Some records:
● ● ●

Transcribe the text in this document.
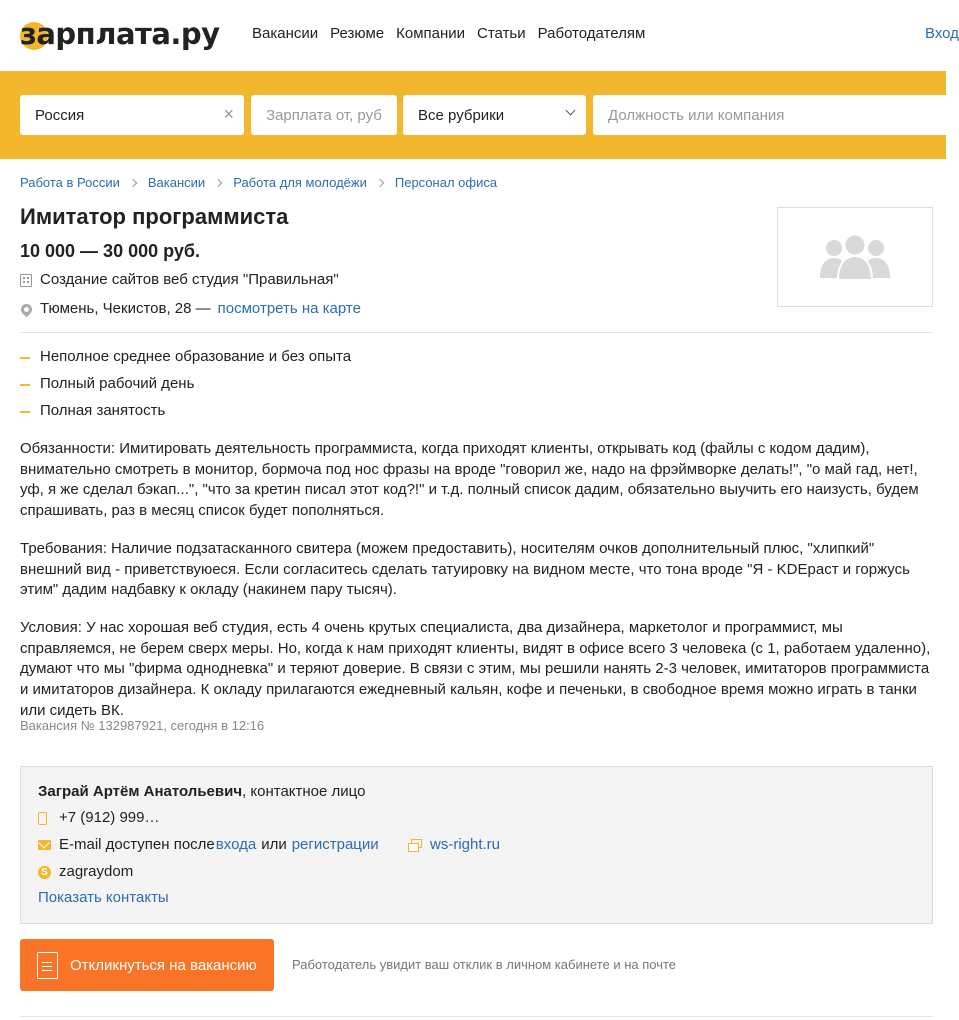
зарплата.ру Вакансии Резюме Компании Статьи Работодателям	Вход
Россия	× Зарплата от, руб Все рубрики	Должность или компания
Работа в России Вакансии Работа для молодёжи Персонал офиса
Имитатор программиста
10 000 — 30 000 руб.
Создание сайтов веб студия "Правильная"
Тюмень, Чекистов, 28 — посмотреть на карте
Неполное среднее образование и без опыта
Полный рабочий день
Полная занятость

Обязанности: Имитировать деятельность программиста, когда приходят клиенты, открывать код (файлы с кодом дадим), внимательно смотреть в монитор, бормоча под нос фразы на вроде "говорил же, надо на фрэймворке делать!", "о май гад, нет!, уф, я же сделал бэкап...", "что за кретин писал этот код?!" и т.д. полный список дадим, обязательно выучить его наизусть, будем спрашивать, раз в месяц список будет пополняться.

Требования: Наличие подзатасканного свитера (можем предоставить), носителям очков дополнительный плюс, "хлипкий" внешний вид - приветствуюеся. Если согласитесь сделать татуировку на видном месте, что тона вроде "Я - KDEраст и горжусь этим" дадим надбавку к окладу (накинем пару тысяч).

Условия: У нас хорошая веб студия, есть 4 очень крутых специалиста, два дизайнера, маркетолог и программист, мы справляемся, не берем сверх меры. Но, когда к нам приходят клиенты, видят в офисе всего 3 человека (с 1, работаем удаленно), думают что мы "фирма однодневка" и теряют доверие. В связи с этим, мы решили нанять 2-3 человек, имитаторов программиста и имитаторов дизайнера. К окладу прилагаются ежедневный кальян, кофе и печеньки, в свободное время можно играть в танки или сидеть ВК.

Вакансия № 132987921, сегодня в 12:16
Заграй Артём Анатольевич , контактное лицо
+7 (912) 999…
E-mail доступен после входа или регистрации	ws-right.ru
S zagraydom
Показать контакты
Откликнуться на вакансию	Работодатель увидит ваш отклик в личном кабинете и на почте
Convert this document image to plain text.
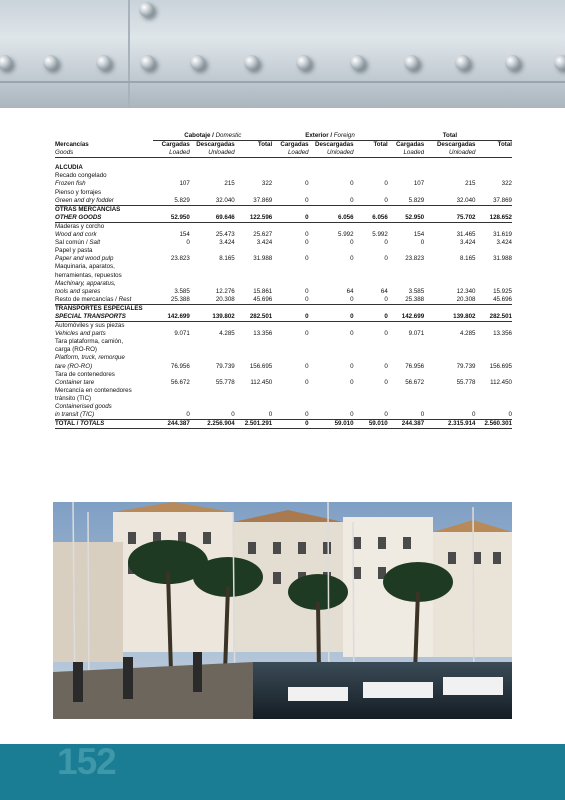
	Cabotaje / Domestic			Exterior / Foreign			Total		
Mercancías	Cargadas	Descargadas	Total	Cargadas	Descargadas	Total	Cargadas	Descargadas	Total
Goods	Loaded	Unloaded		Loaded	Unloaded		Loaded	Unloaded	

ALCUDIA									
Recado congelado									
Frozen fish	107	215	322	0	0	0	107	215	322
Pienso y forrajes									
Green and dry fodder	5.829	32.040	37.869	0	0	0	5.829	32.040	37.869
OTRAS MERCANCÍAS									
OTHER GOODS	52.950	69.646	122.596	0	6.056	6.056	52.950	75.702	128.652
Maderas y corcho									
Wood and cork	154	25.473	25.627	0	5.992	5.992	154	31.465	31.619
Sal común / Salt	0	3.424	3.424	0	0	0	0	3.424	3.424
Papel y pasta									
Paper and wood pulp	23.823	8.165	31.988	0	0	0	23.823	8.165	31.988
Maquinaria, aparatos,									
herramientas, repuestos									
Machinary, apparatus,									
tools and spares	3.585	12.276	15.861	0	64	64	3.585	12.340	15.925
Resto de mercancías / Rest	25.388	20.308	45.696	0	0	0	25.388	20.308	45.696
TRANSPORTES ESPECIALES									
SPECIAL TRANSPORTS	142.699	139.802	282.501	0	0	0	142.699	139.802	282.501
Automóviles y sus piezas									
Vehicles and parts	9.071	4.285	13.356	0	0	0	9.071	4.285	13.356
Tara plataforma, camión,									
carga (RO-RO)									
Platform, truck, remorque									
tare (RO-RO)	76.956	79.739	156.695	0	0	0	76.956	79.739	156.695
Tara de contenedores									
Container tare	56.672	55.778	112.450	0	0	0	56.672	55.778	112.450
Mercancía en contenedores									
tránsito (TIC)									
Containerised goods									
in transit (TIC)	0	0	0	0	0	0	0	0	0
TOTAL / TOTALS	244.387	2.256.904	2.501.291	0	59.010	59.010	244.387	2.315.914	2.560.301
152
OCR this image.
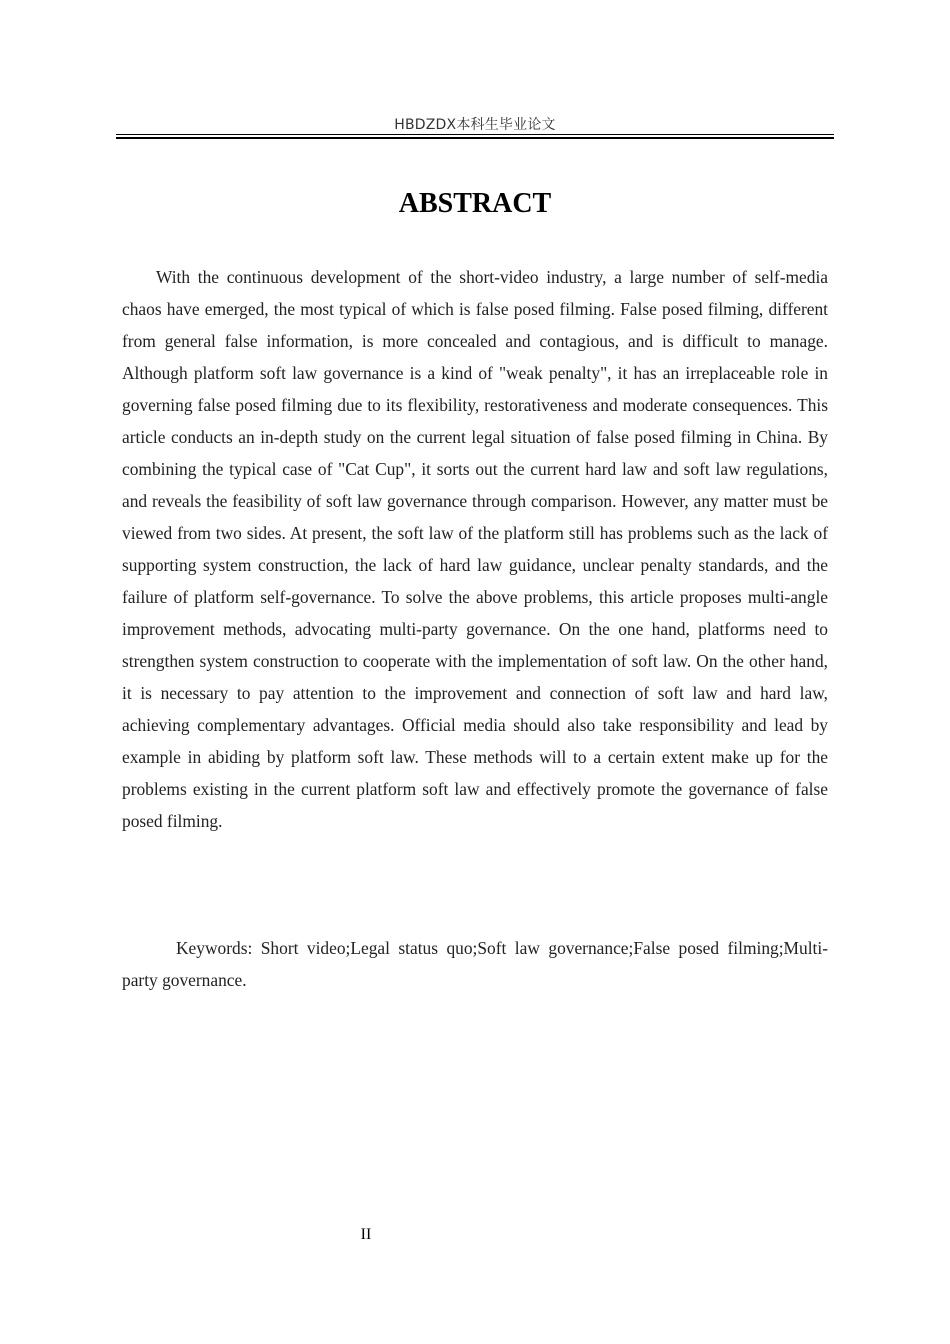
HBDZDX本科生毕业论文
ABSTRACT

With the continuous development of the short-video industry, a large number of self-media chaos have emerged, the most typical of which is false posed filming. False posed filming, different from general false information, is more concealed and contagious, and is difficult to manage. Although platform soft law governance is a kind of "weak penalty", it has an irreplaceable role in governing false posed filming due to its flexibility, restorativeness and moderate consequences. This article conducts an in-depth study on the current legal situation of false posed filming in China. By combining the typical case of "Cat Cup", it sorts out the current hard law and soft law regulations, and reveals the feasibility of soft law governance through comparison. However, any matter must be viewed from two sides. At present, the soft law of the platform still has problems such as the lack of supporting system construction, the lack of hard law guidance, unclear penalty standards, and the failure of platform self-governance. To solve the above problems, this article proposes multi-angle improvement methods, advocating multi-party governance. On the one hand, platforms need to strengthen system construction to cooperate with the implementation of soft law. On the other hand, it is necessary to pay attention to the improvement and connection of soft law and hard law, achieving complementary advantages. Official media should also take responsibility and lead by example in abiding by platform soft law. These methods will to a certain extent make up for the problems existing in the current platform soft law and effectively promote the governance of false posed filming.

Keywords: Short video;Legal status quo;Soft law governance;False posed filming;Multi-party governance.

II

● ● ●

▶ [What to produce] In the copy, include all records verbatim but no images.

▶ [Solution for this task]
Transcribe the text in this document.
зарплата.ру Вакансии Резюме Компании Статьи Работодателям	Вход
Россия	× Зарплата от, руб Все рубрики	Должность или компания
Работа в России Вакансии Работа для молодёжи Персонал офиса
Имитатор программиста
10 000 — 30 000 руб.
Создание сайтов веб студия "Правильная"
Тюмень, Чекистов, 28 — посмотреть на карте
Неполное среднее образование и без опыта
Полный рабочий день
Полная занятость

Обязанности: Имитировать деятельность программиста, когда приходят клиенты, открывать код (файлы с кодом дадим), внимательно смотреть в монитор, бормоча под нос фразы на вроде "говорил же, надо на фрэймворке делать!", "о май гад, нет!, уф, я же сделал бэкап...", "что за кретин писал этот код?!" и т.д. полный список дадим, обязательно выучить его наизусть, будем спрашивать, раз в месяц список будет пополняться.

Требования: Наличие подзатасканного свитера (можем предоставить), носителям очков дополнительный плюс, "хлипкий" внешний вид - приветствуюеся. Если согласитесь сделать татуировку на видном месте, что тона вроде "Я - KDEраст и горжусь этим" дадим надбавку к окладу (накинем пару тысяч).

Условия: У нас хорошая веб студия, есть 4 очень крутых специалиста, два дизайнера, маркетолог и программист, мы справляемся, не берем сверх меры. Но, когда к нам приходят клиенты, видят в офисе всего 3 человека (с 1, работаем удаленно), думают что мы "фирма однодневка" и теряют доверие. В связи с этим, мы решили нанять 2-3 человек, имитаторов программиста и имитаторов дизайнера. К окладу прилагаются ежедневный кальян, кофе и печеньки, в свободное время можно играть в танки или сидеть ВК.

Вакансия № 132987921, сегодня в 12:16
Заграй Артём Анатольевич , контактное лицо
+7 (912) 999…
E-mail доступен после входа или регистрации	ws-right.ru
S zagraydom
Показать контакты
Откликнуться на вакансию	Работодатель увидит ваш отклик в личном кабинете и на почте
Convert this document image to plain text.
	Cabotaje / Domestic			Exterior / Foreign			Total		
Mercancías	Cargadas	Descargadas	Total	Cargadas	Descargadas	Total	Cargadas	Descargadas	Total
Goods	Loaded	Unloaded		Loaded	Unloaded		Loaded	Unloaded	

ALCUDIA									
Recado congelado									
Frozen fish	107	215	322	0	0	0	107	215	322
Pienso y forrajes									
Green and dry fodder	5.829	32.040	37.869	0	0	0	5.829	32.040	37.869
OTRAS MERCANCÍAS									
OTHER GOODS	52.950	69.646	122.596	0	6.056	6.056	52.950	75.702	128.652
Maderas y corcho									
Wood and cork	154	25.473	25.627	0	5.992	5.992	154	31.465	31.619
Sal común / Salt	0	3.424	3.424	0	0	0	0	3.424	3.424
Papel y pasta									
Paper and wood pulp	23.823	8.165	31.988	0	0	0	23.823	8.165	31.988
Maquinaria, aparatos,									
herramientas, repuestos									
Machinary, apparatus,									
tools and spares	3.585	12.276	15.861	0	64	64	3.585	12.340	15.925
Resto de mercancías / Rest	25.388	20.308	45.696	0	0	0	25.388	20.308	45.696
TRANSPORTES ESPECIALES									
SPECIAL TRANSPORTS	142.699	139.802	282.501	0	0	0	142.699	139.802	282.501
Automóviles y sus piezas									
Vehicles and parts	9.071	4.285	13.356	0	0	0	9.071	4.285	13.356
Tara plataforma, camión,									
carga (RO-RO)									
Platform, truck, remorque									
tare (RO-RO)	76.956	79.739	156.695	0	0	0	76.956	79.739	156.695
Tara de contenedores									
Container tare	56.672	55.778	112.450	0	0	0	56.672	55.778	112.450
Mercancía en contenedores									
tránsito (TIC)									
Containerised goods									
in transit (TIC)	0	0	0	0	0	0	0	0	0
TOTAL / TOTALS	244.387	2.256.904	2.501.291	0	59.010	59.010	244.387	2.315.914	2.560.301
152
OCR this image.
HBDZDX本科生毕业论文
ABSTRACT

With the continuous development of the short-video industry, a large number of self-media chaos have emerged, the most typical of which is false posed filming. False posed filming, different from general false information, is more concealed and contagious, and is difficult to manage. Although platform soft law governance is a kind of "weak penalty", it has an irreplaceable role in governing false posed filming due to its flexibility, restorativeness and moderate consequences. This article conducts an in-depth study on the current legal situation of false posed filming in China. By combining the typical case of "Cat Cup", it sorts out the current hard law and soft law regulations, and reveals the feasibility of soft law governance through comparison. However, any matter must be viewed from two sides. At present, the soft law of the platform still has problems such as the lack of supporting system construction, the lack of hard law guidance, unclear penalty standards, and the failure of platform self-governance. To solve the above problems, this article proposes multi-angle improvement methods, advocating multi-party governance. On the one hand, platforms need to strengthen system construction to cooperate with the implementation of soft law. On the other hand, it is necessary to pay attention to the improvement and connection of soft law and hard law, achieving complementary advantages. Official media should also take responsibility and lead by example in abiding by platform soft law. These methods will to a certain extent make up for the problems existing in the current platform soft law and effectively promote the governance of false posed filming.

Keywords: Short video;Legal status quo;Soft law governance;False posed filming;Multi-party governance.

II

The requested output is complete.